> [RECORDS FOR THE EXERCISE]
>>>>>

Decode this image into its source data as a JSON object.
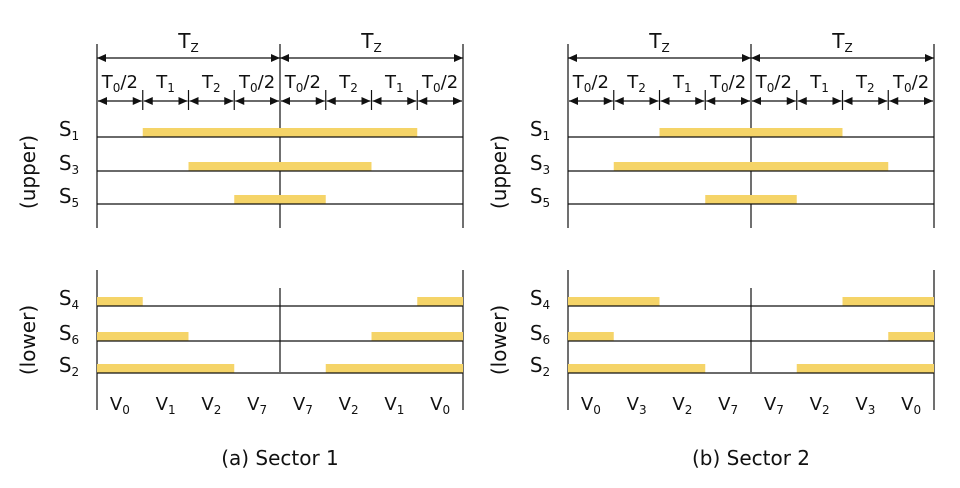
{
  "bar_color": "#F5D468",
  "line_color": "#111111",
  "group_labels": {
    "upper": "(upper)",
    "lower": "(lower)"
  },
  "panels": [
    {
      "id": "a",
      "caption": "(a) Sector 1",
      "tz_label": {
        "main": "T",
        "sub": "Z"
      },
      "segments": [
        {
          "main": "T",
          "sub": "0",
          "suffix": "/2"
        },
        {
          "main": "T",
          "sub": "1",
          "suffix": ""
        },
        {
          "main": "T",
          "sub": "2",
          "suffix": ""
        },
        {
          "main": "T",
          "sub": "0",
          "suffix": "/2"
        },
        {
          "main": "T",
          "sub": "0",
          "suffix": "/2"
        },
        {
          "main": "T",
          "sub": "2",
          "suffix": ""
        },
        {
          "main": "T",
          "sub": "1",
          "suffix": ""
        },
        {
          "main": "T",
          "sub": "0",
          "suffix": "/2"
        }
      ],
      "upper_switches": [
        {
          "main": "S",
          "sub": "1",
          "on": [
            1,
            7
          ]
        },
        {
          "main": "S",
          "sub": "3",
          "on": [
            2,
            6
          ]
        },
        {
          "main": "S",
          "sub": "5",
          "on": [
            3,
            5
          ]
        }
      ],
      "lower_switches": [
        {
          "main": "S",
          "sub": "4",
          "on": [
            [
              0,
              1
            ],
            [
              7,
              8
            ]
          ]
        },
        {
          "main": "S",
          "sub": "6",
          "on": [
            [
              0,
              2
            ],
            [
              6,
              8
            ]
          ]
        },
        {
          "main": "S",
          "sub": "2",
          "on": [
            [
              0,
              3
            ],
            [
              5,
              8
            ]
          ]
        }
      ],
      "vectors": [
        {
          "main": "V",
          "sub": "0"
        },
        {
          "main": "V",
          "sub": "1"
        },
        {
          "main": "V",
          "sub": "2"
        },
        {
          "main": "V",
          "sub": "7"
        },
        {
          "main": "V",
          "sub": "7"
        },
        {
          "main": "V",
          "sub": "2"
        },
        {
          "main": "V",
          "sub": "1"
        },
        {
          "main": "V",
          "sub": "0"
        }
      ]
    },
    {
      "id": "b",
      "caption": "(b) Sector 2",
      "tz_label": {
        "main": "T",
        "sub": "Z"
      },
      "segments": [
        {
          "main": "T",
          "sub": "0",
          "suffix": "/2"
        },
        {
          "main": "T",
          "sub": "2",
          "suffix": ""
        },
        {
          "main": "T",
          "sub": "1",
          "suffix": ""
        },
        {
          "main": "T",
          "sub": "0",
          "suffix": "/2"
        },
        {
          "main": "T",
          "sub": "0",
          "suffix": "/2"
        },
        {
          "main": "T",
          "sub": "1",
          "suffix": ""
        },
        {
          "main": "T",
          "sub": "2",
          "suffix": ""
        },
        {
          "main": "T",
          "sub": "0",
          "suffix": "/2"
        }
      ],
      "upper_switches": [
        {
          "main": "S",
          "sub": "1",
          "on": [
            2,
            6
          ]
        },
        {
          "main": "S",
          "sub": "3",
          "on": [
            1,
            7
          ]
        },
        {
          "main": "S",
          "sub": "5",
          "on": [
            3,
            5
          ]
        }
      ],
      "lower_switches": [
        {
          "main": "S",
          "sub": "4",
          "on": [
            [
              0,
              2
            ],
            [
              6,
              8
            ]
          ]
        },
        {
          "main": "S",
          "sub": "6",
          "on": [
            [
              0,
              1
            ],
            [
              7,
              8
            ]
          ]
        },
        {
          "main": "S",
          "sub": "2",
          "on": [
            [
              0,
              3
            ],
            [
              5,
              8
            ]
          ]
        }
      ],
      "vectors": [
        {
          "main": "V",
          "sub": "0"
        },
        {
          "main": "V",
          "sub": "3"
        },
        {
          "main": "V",
          "sub": "2"
        },
        {
          "main": "V",
          "sub": "7"
        },
        {
          "main": "V",
          "sub": "7"
        },
        {
          "main": "V",
          "sub": "2"
        },
        {
          "main": "V",
          "sub": "3"
        },
        {
          "main": "V",
          "sub": "0"
        }
      ]
    }
  ]
}
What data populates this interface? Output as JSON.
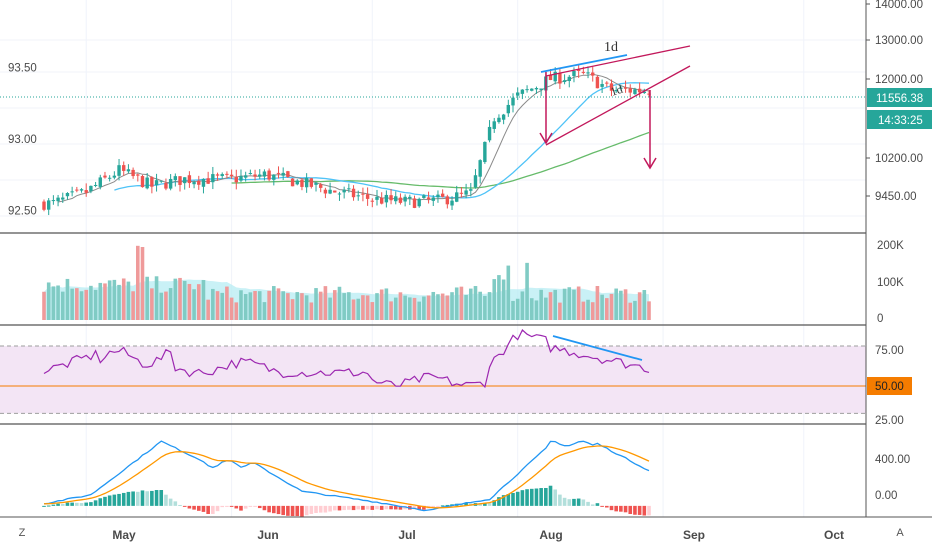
{
  "corner_left": "Z",
  "corner_right": "A",
  "price_axis": {
    "left_ticks": [
      {
        "v": 93.5,
        "label": "93.50"
      },
      {
        "v": 93.0,
        "label": "93.00"
      },
      {
        "v": 92.5,
        "label": "92.50"
      }
    ],
    "right_ticks": [
      {
        "v": 14000,
        "label": "14000.00"
      },
      {
        "v": 13000,
        "label": "13000.00"
      },
      {
        "v": 12000,
        "label": "12000.00"
      },
      {
        "v": 10200,
        "label": "10200.00"
      },
      {
        "v": 9450,
        "label": "9450.00"
      }
    ],
    "last_price_label": "11556.38",
    "countdown_label": "14:33:25",
    "last_price_color": "#26a69a"
  },
  "volume_axis": {
    "ticks": [
      {
        "v": 200000,
        "label": "200K"
      },
      {
        "v": 100000,
        "label": "100K"
      },
      {
        "v": 0,
        "label": "0"
      }
    ]
  },
  "rsi_axis": {
    "ticks": [
      {
        "v": 75,
        "label": "75.00"
      },
      {
        "v": 25,
        "label": "25.00"
      }
    ],
    "current_label": "50.00",
    "current_color": "#f57c00"
  },
  "macd_axis": {
    "ticks": [
      {
        "v": 400,
        "label": "400.00"
      },
      {
        "v": 0,
        "label": "0.00"
      }
    ]
  },
  "time_axis": [
    "May",
    "Jun",
    "Jul",
    "Aug",
    "Sep",
    "Oct"
  ],
  "annotations": {
    "top_label": "1d",
    "wedge_label": "1d"
  },
  "colors": {
    "up": "#26a69a",
    "down": "#ef5350",
    "ma_fast": "#8a8a8a",
    "ma_mid": "#4fc3f7",
    "ma_slow": "#66bb6a",
    "rsi": "#9c27b0",
    "rsi_band": "#f3e5f5",
    "macd": "#2196f3",
    "signal": "#ff9800",
    "wedge": "#c2185b",
    "divergence": "#2196f3"
  },
  "chart_data": {
    "type": "candlestick",
    "series": [
      {
        "name": "price",
        "axis": "left",
        "description_points": [
          {
            "date": "2020-04-24",
            "value": 92.55
          },
          {
            "date": "2020-05-01",
            "value": 92.63
          },
          {
            "date": "2020-05-08",
            "value": 92.78
          },
          {
            "date": "2020-05-15",
            "value": 92.67
          },
          {
            "date": "2020-05-22",
            "value": 92.72
          },
          {
            "date": "2020-06-01",
            "value": 92.72
          },
          {
            "date": "2020-06-08",
            "value": 92.75
          },
          {
            "date": "2020-06-15",
            "value": 92.7
          },
          {
            "date": "2020-06-22",
            "value": 92.64
          },
          {
            "date": "2020-07-01",
            "value": 92.58
          },
          {
            "date": "2020-07-08",
            "value": 92.56
          },
          {
            "date": "2020-07-15",
            "value": 92.57
          },
          {
            "date": "2020-07-22",
            "value": 92.62
          },
          {
            "date": "2020-07-27",
            "value": 93.15
          },
          {
            "date": "2020-08-01",
            "value": 93.3
          },
          {
            "date": "2020-08-08",
            "value": 93.42
          },
          {
            "date": "2020-08-15",
            "value": 93.45
          },
          {
            "date": "2020-08-21",
            "value": 93.34
          }
        ]
      }
    ],
    "volume_ylim": [
      0,
      210000
    ],
    "rsi_ylim": [
      15,
      90
    ],
    "macd_ylim": [
      -100,
      700
    ],
    "ylim_left": [
      92.35,
      93.97
    ]
  }
}
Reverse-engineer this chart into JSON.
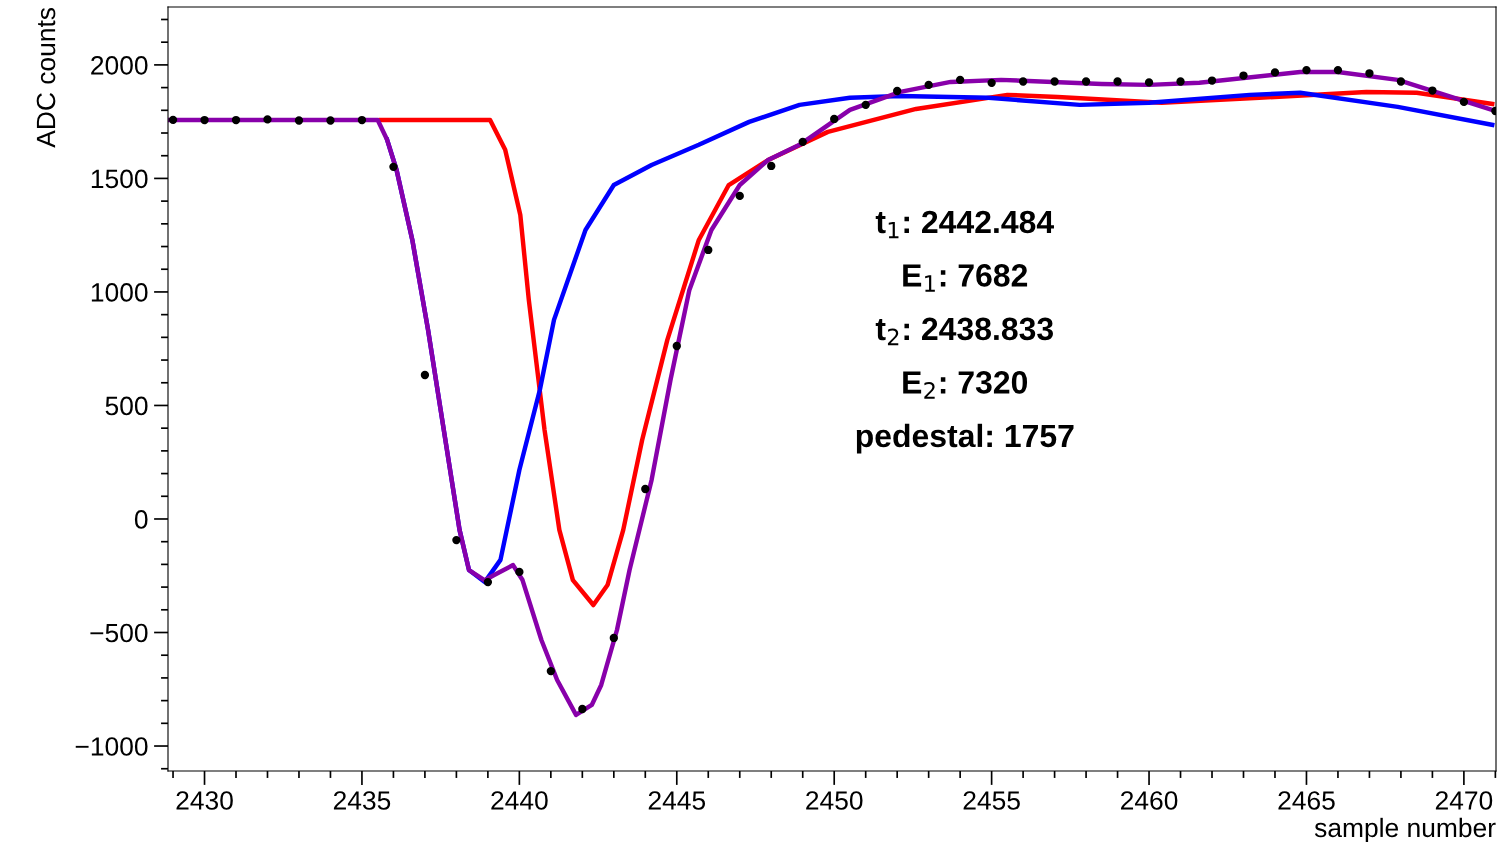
{
  "chart_data": {
    "type": "line",
    "xlabel": "sample number",
    "ylabel": "ADC counts",
    "xlim": [
      2428.84,
      2471.02
    ],
    "xticks": [
      2430,
      2435,
      2440,
      2445,
      2450,
      2455,
      2460,
      2465,
      2470,
      {
        "value": 2429,
        "label": null
      },
      {
        "value": 2431,
        "label": null
      },
      {
        "value": 2432,
        "label": null
      },
      {
        "value": 2433,
        "label": null
      },
      {
        "value": 2434,
        "label": null
      },
      {
        "value": 2436,
        "label": null
      },
      {
        "value": 2437,
        "label": null
      },
      {
        "value": 2438,
        "label": null
      },
      {
        "value": 2439,
        "label": null
      },
      {
        "value": 2441,
        "label": null
      },
      {
        "value": 2442,
        "label": null
      },
      {
        "value": 2443,
        "label": null
      },
      {
        "value": 2444,
        "label": null
      },
      {
        "value": 2446,
        "label": null
      },
      {
        "value": 2447,
        "label": null
      },
      {
        "value": 2448,
        "label": null
      },
      {
        "value": 2449,
        "label": null
      },
      {
        "value": 2451,
        "label": null
      },
      {
        "value": 2452,
        "label": null
      },
      {
        "value": 2453,
        "label": null
      },
      {
        "value": 2454,
        "label": null
      },
      {
        "value": 2456,
        "label": null
      },
      {
        "value": 2457,
        "label": null
      },
      {
        "value": 2458,
        "label": null
      },
      {
        "value": 2459,
        "label": null
      },
      {
        "value": 2461,
        "label": null
      },
      {
        "value": 2462,
        "label": null
      },
      {
        "value": 2463,
        "label": null
      },
      {
        "value": 2464,
        "label": null
      },
      {
        "value": 2466,
        "label": null
      },
      {
        "value": 2467,
        "label": null
      },
      {
        "value": 2468,
        "label": null
      },
      {
        "value": 2469,
        "label": null
      },
      {
        "value": 2471,
        "label": null
      }
    ],
    "ylim": [
      -1110,
      2255
    ],
    "yticks": [
      {
        "value": -1000,
        "label": "−1000"
      },
      {
        "value": -500,
        "label": "−500"
      },
      0,
      500,
      1000,
      1500,
      2000,
      {
        "value": -1100,
        "label": null
      },
      {
        "value": -900,
        "label": null
      },
      {
        "value": -800,
        "label": null
      },
      {
        "value": -700,
        "label": null
      },
      {
        "value": -600,
        "label": null
      },
      {
        "value": -400,
        "label": null
      },
      {
        "value": -300,
        "label": null
      },
      {
        "value": -200,
        "label": null
      },
      {
        "value": -100,
        "label": null
      },
      {
        "value": 100,
        "label": null
      },
      {
        "value": 200,
        "label": null
      },
      {
        "value": 300,
        "label": null
      },
      {
        "value": 400,
        "label": null
      },
      {
        "value": 600,
        "label": null
      },
      {
        "value": 700,
        "label": null
      },
      {
        "value": 800,
        "label": null
      },
      {
        "value": 900,
        "label": null
      },
      {
        "value": 1100,
        "label": null
      },
      {
        "value": 1200,
        "label": null
      },
      {
        "value": 1300,
        "label": null
      },
      {
        "value": 1400,
        "label": null
      },
      {
        "value": 1600,
        "label": null
      },
      {
        "value": 1700,
        "label": null
      },
      {
        "value": 1800,
        "label": null
      },
      {
        "value": 1900,
        "label": null
      },
      {
        "value": 2100,
        "label": null
      },
      {
        "value": 2200,
        "label": null
      }
    ],
    "grid": false,
    "legend": false,
    "annotations": [
      "t$_{1}$: 2442.484",
      "E$_{1}$: 7682",
      "t$_{2}$: 2438.833",
      "E$_{2}$: 7320",
      "pedestal: 1757"
    ],
    "series": [
      {
        "color": "#ff0000",
        "marker": "none",
        "line_style": "solid",
        "x": [
          2435.6,
          2439.07,
          2439.55,
          2440.03,
          2440.3,
          2440.8,
          2441.27,
          2441.7,
          2442.35,
          2442.8,
          2443.3,
          2443.9,
          2444.7,
          2445.7,
          2446.65,
          2447.9,
          2449.8,
          2452.6,
          2455.5,
          2457.1,
          2460.4,
          2463.5,
          2466.9,
          2468.5,
          2470.9
        ],
        "values": [
          1757,
          1757,
          1626,
          1339,
          965,
          392,
          -48,
          -269,
          -379,
          -291,
          -48,
          348,
          789,
          1229,
          1471,
          1581,
          1705,
          1806,
          1868,
          1859,
          1833,
          1855,
          1881,
          1877,
          1828
        ]
      },
      {
        "color": "#0000ff",
        "marker": "none",
        "line_style": "solid",
        "x": [
          2435.8,
          2436.1,
          2436.6,
          2437.1,
          2437.6,
          2438.1,
          2438.4,
          2438.9,
          2439.4,
          2440.0,
          2440.65,
          2441.1,
          2442.1,
          2443.0,
          2444.2,
          2445.7,
          2447.3,
          2448.9,
          2450.5,
          2452.1,
          2454.9,
          2457.8,
          2460.0,
          2463.2,
          2464.8,
          2467.9,
          2470.9
        ],
        "values": [
          1670,
          1537,
          1229,
          833,
          392,
          -48,
          -225,
          -278,
          -180,
          216,
          568,
          877,
          1273,
          1471,
          1559,
          1648,
          1749,
          1824,
          1855,
          1863,
          1855,
          1824,
          1833,
          1868,
          1877,
          1815,
          1736
        ]
      },
      {
        "color": "#8800aa",
        "marker": "none",
        "line_style": "solid",
        "x": [
          2428.84,
          2435.5,
          2435.8,
          2436.1,
          2436.6,
          2437.1,
          2437.6,
          2438.1,
          2438.4,
          2438.9,
          2439.2,
          2439.8,
          2440.1,
          2440.7,
          2441.2,
          2441.8,
          2442.3,
          2442.6,
          2443.1,
          2443.5,
          2444.2,
          2444.8,
          2445.4,
          2446.1,
          2447.0,
          2447.9,
          2448.9,
          2450.5,
          2452.1,
          2453.7,
          2455.3,
          2458.5,
          2460.0,
          2461.6,
          2464.8,
          2466.0,
          2467.9,
          2470.9
        ],
        "values": [
          1757,
          1757,
          1670,
          1537,
          1229,
          833,
          392,
          -48,
          -225,
          -270,
          -247,
          -203,
          -269,
          -533,
          -709,
          -863,
          -819,
          -731,
          -489,
          -225,
          172,
          612,
          1009,
          1273,
          1471,
          1581,
          1648,
          1802,
          1881,
          1925,
          1934,
          1916,
          1912,
          1921,
          1969,
          1969,
          1934,
          1802
        ]
      },
      {
        "type": "scatter",
        "color": "#000000",
        "marker": "circle",
        "x": [
          2429,
          2430,
          2431,
          2432,
          2433,
          2434,
          2435,
          2436,
          2437,
          2438,
          2439,
          2440,
          2441,
          2442,
          2443,
          2444,
          2445,
          2446,
          2447,
          2448,
          2449,
          2450,
          2451,
          2452,
          2453,
          2454,
          2455,
          2456,
          2457,
          2458,
          2459,
          2460,
          2461,
          2462,
          2463,
          2464,
          2465,
          2466,
          2467,
          2468,
          2469,
          2470,
          2471
        ],
        "values": [
          1758,
          1757,
          1757,
          1760,
          1755,
          1755,
          1757,
          1551,
          634,
          -93,
          -278,
          -233,
          -670,
          -837,
          -524,
          132,
          762,
          1185,
          1423,
          1555,
          1661,
          1762,
          1824,
          1885,
          1912,
          1934,
          1921,
          1927,
          1927,
          1927,
          1927,
          1923,
          1927,
          1931,
          1953,
          1967,
          1977,
          1977,
          1963,
          1927,
          1887,
          1837,
          1797
        ]
      }
    ]
  }
}
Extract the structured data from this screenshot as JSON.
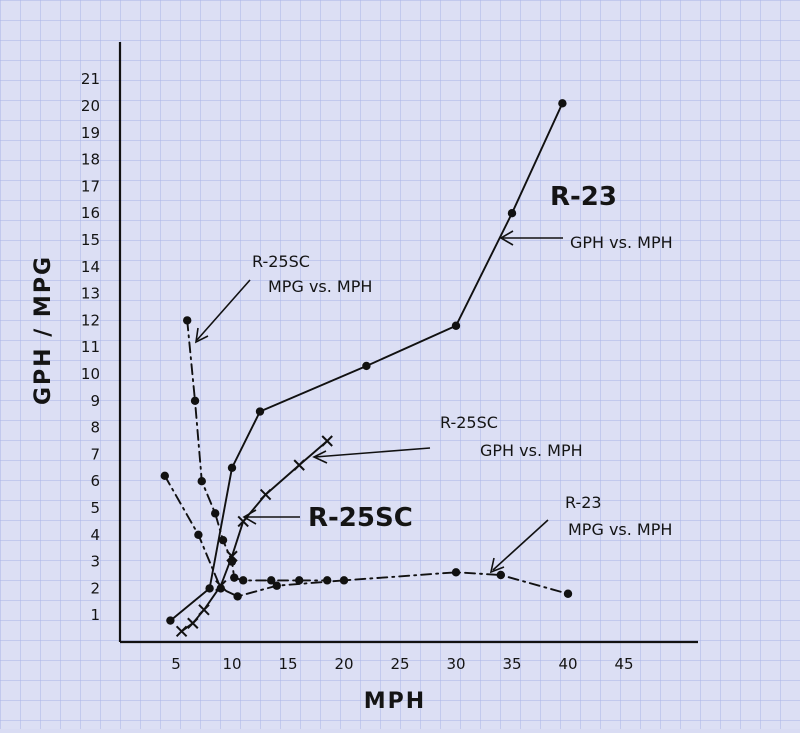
{
  "chart_data": {
    "type": "line",
    "xlabel": "MPH",
    "ylabel": "GPH / MPG",
    "xlim": [
      0,
      50
    ],
    "ylim": [
      0,
      21.5
    ],
    "x_ticks": [
      5,
      10,
      15,
      20,
      25,
      30,
      35,
      40,
      45
    ],
    "y_ticks": [
      1,
      2,
      3,
      4,
      5,
      6,
      7,
      8,
      9,
      10,
      11,
      12,
      13,
      14,
      15,
      16,
      17,
      18,
      19,
      20,
      21
    ],
    "series": [
      {
        "name": "R-23 GPH vs. MPH",
        "style": "solid",
        "marker": "dot",
        "x": [
          4.5,
          8,
          10,
          12.5,
          22,
          30,
          35,
          39.5
        ],
        "y": [
          0.8,
          2,
          6.5,
          8.6,
          10.3,
          11.8,
          16,
          20.1
        ]
      },
      {
        "name": "R-25SC GPH vs. MPH",
        "style": "solid",
        "marker": "x",
        "x": [
          5.5,
          6.5,
          7.5,
          9,
          10,
          11,
          13,
          16,
          18.5
        ],
        "y": [
          0.4,
          0.7,
          1.2,
          2.1,
          3.2,
          4.5,
          5.5,
          6.6,
          7.5
        ]
      },
      {
        "name": "R-25SC MPG vs. MPH",
        "style": "dashdot",
        "marker": "dot",
        "x": [
          6,
          6.7,
          7.3,
          8.5,
          9.2,
          10,
          10.2,
          11,
          13.5,
          16,
          18.5
        ],
        "y": [
          12,
          9,
          6,
          4.8,
          3.8,
          3,
          2.4,
          2.3,
          2.3,
          2.3,
          2.3
        ]
      },
      {
        "name": "R-23 MPG vs. MPH",
        "style": "dashdot",
        "marker": "dot",
        "x": [
          4,
          7,
          9,
          10.5,
          14,
          20,
          30,
          34,
          40
        ],
        "y": [
          6.2,
          4,
          2,
          1.7,
          2.1,
          2.3,
          2.6,
          2.5,
          1.8
        ]
      }
    ],
    "annotations": [
      {
        "id": "r23-gph",
        "lines": [
          "R-23",
          "GPH vs. MPH"
        ]
      },
      {
        "id": "r25-mpg",
        "lines": [
          "R-25SC",
          "MPG vs. MPH"
        ]
      },
      {
        "id": "r25-gph",
        "lines": [
          "R-25SC",
          "GPH vs. MPH"
        ]
      },
      {
        "id": "r25",
        "lines": [
          "R-25SC"
        ]
      },
      {
        "id": "r23-mpg",
        "lines": [
          "R-23",
          "MPG vs. MPH"
        ]
      }
    ]
  }
}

<<<<<

> [PROMPT]
Each line in the listing above that contains "into" should be copied.

> [OUTPUT OF THE TASK]
Decode this image into its source data as a JSON object.
Reverse-engineer this chart into JSON.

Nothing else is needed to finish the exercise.